*TASK STATEMENT*
Scan the records below for lines with the word "prompt", then state how many you find and nothing else.

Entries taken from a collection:
######
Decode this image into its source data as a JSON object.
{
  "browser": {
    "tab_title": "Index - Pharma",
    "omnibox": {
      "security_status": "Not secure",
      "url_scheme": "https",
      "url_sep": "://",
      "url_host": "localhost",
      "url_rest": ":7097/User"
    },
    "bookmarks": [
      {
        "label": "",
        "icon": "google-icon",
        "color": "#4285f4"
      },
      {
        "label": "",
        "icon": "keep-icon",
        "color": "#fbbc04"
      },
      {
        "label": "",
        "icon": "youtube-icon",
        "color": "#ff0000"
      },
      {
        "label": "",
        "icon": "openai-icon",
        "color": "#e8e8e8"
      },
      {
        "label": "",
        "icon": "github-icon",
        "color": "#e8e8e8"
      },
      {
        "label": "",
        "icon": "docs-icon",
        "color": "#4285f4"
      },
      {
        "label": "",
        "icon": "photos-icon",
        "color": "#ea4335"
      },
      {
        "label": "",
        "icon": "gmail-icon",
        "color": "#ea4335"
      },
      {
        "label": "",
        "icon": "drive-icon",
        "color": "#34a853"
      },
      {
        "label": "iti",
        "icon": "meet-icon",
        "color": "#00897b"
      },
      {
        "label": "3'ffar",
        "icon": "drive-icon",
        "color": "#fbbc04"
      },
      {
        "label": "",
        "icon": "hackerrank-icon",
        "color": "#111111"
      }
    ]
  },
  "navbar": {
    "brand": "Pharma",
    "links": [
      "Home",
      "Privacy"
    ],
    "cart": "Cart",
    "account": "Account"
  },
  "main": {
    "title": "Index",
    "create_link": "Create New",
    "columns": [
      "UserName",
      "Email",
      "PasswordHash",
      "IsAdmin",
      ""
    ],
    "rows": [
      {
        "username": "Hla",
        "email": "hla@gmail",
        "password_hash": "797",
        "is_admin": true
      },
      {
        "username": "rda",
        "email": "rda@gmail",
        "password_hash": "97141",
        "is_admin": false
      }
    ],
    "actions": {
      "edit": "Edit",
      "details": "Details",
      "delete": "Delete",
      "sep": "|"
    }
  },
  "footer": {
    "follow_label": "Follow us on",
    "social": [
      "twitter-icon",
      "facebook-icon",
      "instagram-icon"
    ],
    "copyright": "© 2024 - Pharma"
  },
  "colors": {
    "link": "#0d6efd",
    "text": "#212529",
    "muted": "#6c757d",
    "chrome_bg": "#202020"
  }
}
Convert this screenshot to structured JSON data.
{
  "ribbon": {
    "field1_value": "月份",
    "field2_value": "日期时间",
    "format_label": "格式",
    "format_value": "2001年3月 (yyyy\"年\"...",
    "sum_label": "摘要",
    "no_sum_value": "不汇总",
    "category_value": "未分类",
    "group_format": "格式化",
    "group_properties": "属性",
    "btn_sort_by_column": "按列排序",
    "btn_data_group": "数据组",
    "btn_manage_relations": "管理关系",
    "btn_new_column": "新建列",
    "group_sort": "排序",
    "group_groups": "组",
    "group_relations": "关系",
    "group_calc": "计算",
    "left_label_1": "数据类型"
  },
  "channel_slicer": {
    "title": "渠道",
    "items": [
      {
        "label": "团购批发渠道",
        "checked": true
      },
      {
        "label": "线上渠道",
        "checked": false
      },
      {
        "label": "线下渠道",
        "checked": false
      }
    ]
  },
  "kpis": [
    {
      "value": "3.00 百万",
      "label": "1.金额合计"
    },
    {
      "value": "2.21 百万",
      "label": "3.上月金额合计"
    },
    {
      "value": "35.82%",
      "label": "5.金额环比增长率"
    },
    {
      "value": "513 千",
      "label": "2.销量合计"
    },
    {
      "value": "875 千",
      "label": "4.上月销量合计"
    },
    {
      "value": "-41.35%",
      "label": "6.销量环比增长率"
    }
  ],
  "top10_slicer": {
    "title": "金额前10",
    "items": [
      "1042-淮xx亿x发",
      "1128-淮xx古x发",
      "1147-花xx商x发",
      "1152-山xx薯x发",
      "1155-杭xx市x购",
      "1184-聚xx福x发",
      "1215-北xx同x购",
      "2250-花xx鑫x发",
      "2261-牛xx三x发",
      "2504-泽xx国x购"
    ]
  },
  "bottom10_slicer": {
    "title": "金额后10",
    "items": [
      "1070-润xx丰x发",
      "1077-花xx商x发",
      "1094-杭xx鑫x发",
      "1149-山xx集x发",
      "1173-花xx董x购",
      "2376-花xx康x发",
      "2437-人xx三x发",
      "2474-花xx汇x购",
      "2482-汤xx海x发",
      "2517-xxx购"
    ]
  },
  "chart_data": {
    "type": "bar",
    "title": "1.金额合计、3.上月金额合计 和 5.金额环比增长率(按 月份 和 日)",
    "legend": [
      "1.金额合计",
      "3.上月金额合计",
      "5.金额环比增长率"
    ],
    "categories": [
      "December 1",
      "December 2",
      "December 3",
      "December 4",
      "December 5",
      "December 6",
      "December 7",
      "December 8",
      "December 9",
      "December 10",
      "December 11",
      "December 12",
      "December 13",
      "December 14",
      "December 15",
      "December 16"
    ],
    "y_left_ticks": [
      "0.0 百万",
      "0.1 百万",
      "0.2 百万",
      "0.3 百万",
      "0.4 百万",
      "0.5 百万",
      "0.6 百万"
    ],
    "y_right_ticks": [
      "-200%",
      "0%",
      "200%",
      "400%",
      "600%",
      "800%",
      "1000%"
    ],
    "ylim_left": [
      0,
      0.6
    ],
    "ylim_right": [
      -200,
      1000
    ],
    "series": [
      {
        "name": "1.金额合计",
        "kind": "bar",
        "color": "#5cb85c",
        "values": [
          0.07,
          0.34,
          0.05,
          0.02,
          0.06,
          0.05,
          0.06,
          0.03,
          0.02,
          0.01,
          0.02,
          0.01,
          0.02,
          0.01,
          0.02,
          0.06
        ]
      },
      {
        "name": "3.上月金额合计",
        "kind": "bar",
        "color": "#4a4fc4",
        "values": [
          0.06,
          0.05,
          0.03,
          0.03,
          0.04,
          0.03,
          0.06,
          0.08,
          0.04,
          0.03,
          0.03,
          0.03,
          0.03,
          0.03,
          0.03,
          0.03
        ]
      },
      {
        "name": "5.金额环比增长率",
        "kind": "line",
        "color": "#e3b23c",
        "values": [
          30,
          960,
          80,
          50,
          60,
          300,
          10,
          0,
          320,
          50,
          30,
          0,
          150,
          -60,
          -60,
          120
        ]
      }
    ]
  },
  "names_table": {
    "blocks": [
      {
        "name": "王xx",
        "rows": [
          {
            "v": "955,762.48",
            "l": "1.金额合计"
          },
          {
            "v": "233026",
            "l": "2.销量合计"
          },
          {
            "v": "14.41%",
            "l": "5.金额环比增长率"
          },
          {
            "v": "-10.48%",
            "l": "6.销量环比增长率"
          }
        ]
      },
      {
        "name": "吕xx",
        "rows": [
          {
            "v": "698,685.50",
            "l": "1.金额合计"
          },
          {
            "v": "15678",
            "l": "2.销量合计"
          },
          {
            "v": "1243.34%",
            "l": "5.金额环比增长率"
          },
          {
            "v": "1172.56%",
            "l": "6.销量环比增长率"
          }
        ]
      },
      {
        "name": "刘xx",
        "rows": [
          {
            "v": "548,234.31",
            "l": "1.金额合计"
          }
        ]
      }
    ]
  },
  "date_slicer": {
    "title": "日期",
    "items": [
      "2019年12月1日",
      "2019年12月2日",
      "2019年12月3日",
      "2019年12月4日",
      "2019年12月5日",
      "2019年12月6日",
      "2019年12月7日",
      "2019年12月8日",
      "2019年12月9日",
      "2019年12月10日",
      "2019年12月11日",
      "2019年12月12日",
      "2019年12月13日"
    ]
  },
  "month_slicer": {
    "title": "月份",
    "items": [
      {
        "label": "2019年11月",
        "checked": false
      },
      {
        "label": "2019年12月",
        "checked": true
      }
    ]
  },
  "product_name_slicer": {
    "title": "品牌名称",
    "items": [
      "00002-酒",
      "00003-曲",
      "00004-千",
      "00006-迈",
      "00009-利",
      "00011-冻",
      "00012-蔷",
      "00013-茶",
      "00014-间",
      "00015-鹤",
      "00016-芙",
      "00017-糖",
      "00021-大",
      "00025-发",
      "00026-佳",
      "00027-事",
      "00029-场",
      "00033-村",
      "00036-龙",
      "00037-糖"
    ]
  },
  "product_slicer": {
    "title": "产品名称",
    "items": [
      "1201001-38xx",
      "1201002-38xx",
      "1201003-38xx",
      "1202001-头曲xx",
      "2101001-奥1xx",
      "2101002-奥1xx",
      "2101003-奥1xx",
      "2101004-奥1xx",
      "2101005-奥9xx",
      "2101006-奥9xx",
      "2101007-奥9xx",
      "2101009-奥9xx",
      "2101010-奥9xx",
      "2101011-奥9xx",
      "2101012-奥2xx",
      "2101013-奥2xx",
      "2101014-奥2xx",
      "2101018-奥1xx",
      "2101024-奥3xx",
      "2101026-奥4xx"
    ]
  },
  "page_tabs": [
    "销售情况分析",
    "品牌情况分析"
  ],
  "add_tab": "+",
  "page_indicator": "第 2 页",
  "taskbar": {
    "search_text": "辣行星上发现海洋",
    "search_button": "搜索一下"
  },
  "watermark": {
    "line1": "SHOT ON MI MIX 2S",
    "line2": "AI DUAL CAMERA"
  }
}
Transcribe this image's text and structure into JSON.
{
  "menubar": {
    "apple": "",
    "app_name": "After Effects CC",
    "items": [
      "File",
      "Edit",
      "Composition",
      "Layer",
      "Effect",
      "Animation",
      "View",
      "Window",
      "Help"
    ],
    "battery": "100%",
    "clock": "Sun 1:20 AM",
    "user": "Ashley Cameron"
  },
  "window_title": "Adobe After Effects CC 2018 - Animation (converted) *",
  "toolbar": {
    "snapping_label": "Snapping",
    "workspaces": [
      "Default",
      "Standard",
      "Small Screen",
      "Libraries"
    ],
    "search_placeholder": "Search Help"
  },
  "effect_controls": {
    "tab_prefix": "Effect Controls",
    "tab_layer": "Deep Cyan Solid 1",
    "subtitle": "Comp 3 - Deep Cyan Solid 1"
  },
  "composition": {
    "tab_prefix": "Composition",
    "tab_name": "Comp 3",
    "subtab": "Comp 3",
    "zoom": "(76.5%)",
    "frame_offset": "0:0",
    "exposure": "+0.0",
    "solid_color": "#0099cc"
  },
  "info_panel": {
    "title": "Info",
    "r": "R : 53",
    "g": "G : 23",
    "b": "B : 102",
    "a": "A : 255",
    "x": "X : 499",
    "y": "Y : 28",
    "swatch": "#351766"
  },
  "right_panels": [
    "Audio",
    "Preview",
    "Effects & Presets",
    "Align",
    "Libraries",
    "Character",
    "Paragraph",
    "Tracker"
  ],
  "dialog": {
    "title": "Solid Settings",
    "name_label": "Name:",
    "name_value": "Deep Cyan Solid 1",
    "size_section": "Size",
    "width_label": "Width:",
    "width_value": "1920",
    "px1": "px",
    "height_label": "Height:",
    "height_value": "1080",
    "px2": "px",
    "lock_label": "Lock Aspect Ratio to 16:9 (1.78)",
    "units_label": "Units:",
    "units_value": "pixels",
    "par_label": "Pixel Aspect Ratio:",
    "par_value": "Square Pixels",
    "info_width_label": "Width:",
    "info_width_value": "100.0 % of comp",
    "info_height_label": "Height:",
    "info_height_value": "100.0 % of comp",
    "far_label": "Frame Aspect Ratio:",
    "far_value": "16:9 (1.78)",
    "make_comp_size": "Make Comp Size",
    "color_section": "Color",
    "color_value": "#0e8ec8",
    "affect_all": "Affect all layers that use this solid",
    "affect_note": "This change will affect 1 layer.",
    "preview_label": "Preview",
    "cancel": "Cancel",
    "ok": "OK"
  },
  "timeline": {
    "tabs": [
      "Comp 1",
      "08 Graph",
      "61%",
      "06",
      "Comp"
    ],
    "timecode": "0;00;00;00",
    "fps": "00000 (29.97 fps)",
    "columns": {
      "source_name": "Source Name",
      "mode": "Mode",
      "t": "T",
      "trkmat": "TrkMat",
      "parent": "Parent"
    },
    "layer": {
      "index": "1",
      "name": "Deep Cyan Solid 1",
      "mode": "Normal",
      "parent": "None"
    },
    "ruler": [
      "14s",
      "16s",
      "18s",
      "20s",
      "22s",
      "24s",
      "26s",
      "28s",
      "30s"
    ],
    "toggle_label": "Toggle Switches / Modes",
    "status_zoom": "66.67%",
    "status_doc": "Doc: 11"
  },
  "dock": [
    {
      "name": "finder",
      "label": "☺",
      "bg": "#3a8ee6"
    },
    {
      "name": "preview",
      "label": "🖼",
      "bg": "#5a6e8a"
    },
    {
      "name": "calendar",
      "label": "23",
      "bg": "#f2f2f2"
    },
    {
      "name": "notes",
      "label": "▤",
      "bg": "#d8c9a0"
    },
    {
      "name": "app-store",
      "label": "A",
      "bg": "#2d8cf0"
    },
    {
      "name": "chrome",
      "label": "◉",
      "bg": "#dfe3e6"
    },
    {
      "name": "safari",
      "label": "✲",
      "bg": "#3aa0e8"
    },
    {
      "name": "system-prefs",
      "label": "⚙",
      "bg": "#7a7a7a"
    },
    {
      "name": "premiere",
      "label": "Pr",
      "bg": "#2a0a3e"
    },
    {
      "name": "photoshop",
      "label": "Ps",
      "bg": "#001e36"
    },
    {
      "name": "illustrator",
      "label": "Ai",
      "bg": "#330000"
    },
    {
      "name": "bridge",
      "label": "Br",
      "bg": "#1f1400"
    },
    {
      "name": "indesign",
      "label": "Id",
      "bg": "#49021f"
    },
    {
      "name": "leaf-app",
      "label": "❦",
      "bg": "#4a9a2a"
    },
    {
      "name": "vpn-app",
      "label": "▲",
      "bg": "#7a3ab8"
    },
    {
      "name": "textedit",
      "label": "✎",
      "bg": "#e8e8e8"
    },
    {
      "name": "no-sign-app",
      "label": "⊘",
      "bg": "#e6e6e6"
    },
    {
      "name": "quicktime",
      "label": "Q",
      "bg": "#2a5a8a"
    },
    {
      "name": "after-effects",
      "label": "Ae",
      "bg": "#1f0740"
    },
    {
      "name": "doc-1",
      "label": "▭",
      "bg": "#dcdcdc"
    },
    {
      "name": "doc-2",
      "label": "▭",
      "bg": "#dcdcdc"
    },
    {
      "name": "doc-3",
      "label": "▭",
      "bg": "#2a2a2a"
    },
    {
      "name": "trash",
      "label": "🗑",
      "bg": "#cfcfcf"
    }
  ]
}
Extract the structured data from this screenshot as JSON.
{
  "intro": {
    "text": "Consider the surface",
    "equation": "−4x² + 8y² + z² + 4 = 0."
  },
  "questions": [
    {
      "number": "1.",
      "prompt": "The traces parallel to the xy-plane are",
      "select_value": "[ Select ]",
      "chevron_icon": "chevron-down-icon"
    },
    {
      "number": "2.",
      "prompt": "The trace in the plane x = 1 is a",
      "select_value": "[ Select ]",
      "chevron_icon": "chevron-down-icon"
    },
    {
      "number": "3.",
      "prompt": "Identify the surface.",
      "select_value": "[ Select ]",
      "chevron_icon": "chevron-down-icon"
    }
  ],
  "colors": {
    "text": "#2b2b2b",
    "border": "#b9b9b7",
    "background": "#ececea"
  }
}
######
*SOLVED EXERCISE*
3